Goal of the exercise
Render the following material again verbatim, leaving nothing out.
────────────────
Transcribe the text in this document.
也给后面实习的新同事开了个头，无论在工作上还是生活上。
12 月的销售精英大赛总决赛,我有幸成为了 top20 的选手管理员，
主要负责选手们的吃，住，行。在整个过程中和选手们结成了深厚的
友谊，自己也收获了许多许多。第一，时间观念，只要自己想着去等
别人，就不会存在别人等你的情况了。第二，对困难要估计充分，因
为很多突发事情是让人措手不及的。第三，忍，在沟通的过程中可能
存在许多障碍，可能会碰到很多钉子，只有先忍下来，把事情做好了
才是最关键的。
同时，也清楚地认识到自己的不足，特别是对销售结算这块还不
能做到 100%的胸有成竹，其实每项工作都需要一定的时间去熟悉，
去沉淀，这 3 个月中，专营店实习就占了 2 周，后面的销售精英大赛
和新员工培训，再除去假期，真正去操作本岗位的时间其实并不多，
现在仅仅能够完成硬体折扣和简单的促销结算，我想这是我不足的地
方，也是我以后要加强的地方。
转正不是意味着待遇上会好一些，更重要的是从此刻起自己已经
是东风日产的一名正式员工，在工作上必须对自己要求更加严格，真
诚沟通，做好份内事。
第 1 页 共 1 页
────────────────
Solution to this exercise
Transcribe the text in this document.
也给后面实习的新同事开了个头，无论在工作上还是生活上。
12 月的销售精英大赛总决赛,我有幸成为了 top20 的选手管理员，
主要负责选手们的吃，住，行。在整个过程中和选手们结成了深厚的
友谊，自己也收获了许多许多。第一，时间观念，只要自己想着去等
别人，就不会存在别人等你的情况了。第二，对困难要估计充分，因
为很多突发事情是让人措手不及的。第三，忍，在沟通的过程中可能
存在许多障碍，可能会碰到很多钉子，只有先忍下来，把事情做好了
才是最关键的。
同时，也清楚地认识到自己的不足，特别是对销售结算这块还不
能做到 100%的胸有成竹，其实每项工作都需要一定的时间去熟悉，
去沉淀，这 3 个月中，专营店实习就占了 2 周，后面的销售精英大赛
和新员工培训，再除去假期，真正去操作本岗位的时间其实并不多，
现在仅仅能够完成硬体折扣和简单的促销结算，我想这是我不足的地
方，也是我以后要加强的地方。
转正不是意味着待遇上会好一些，更重要的是从此刻起自己已经
是东风日产的一名正式员工，在工作上必须对自己要求更加严格，真
诚沟通，做好份内事。
第 1 页 共 1 页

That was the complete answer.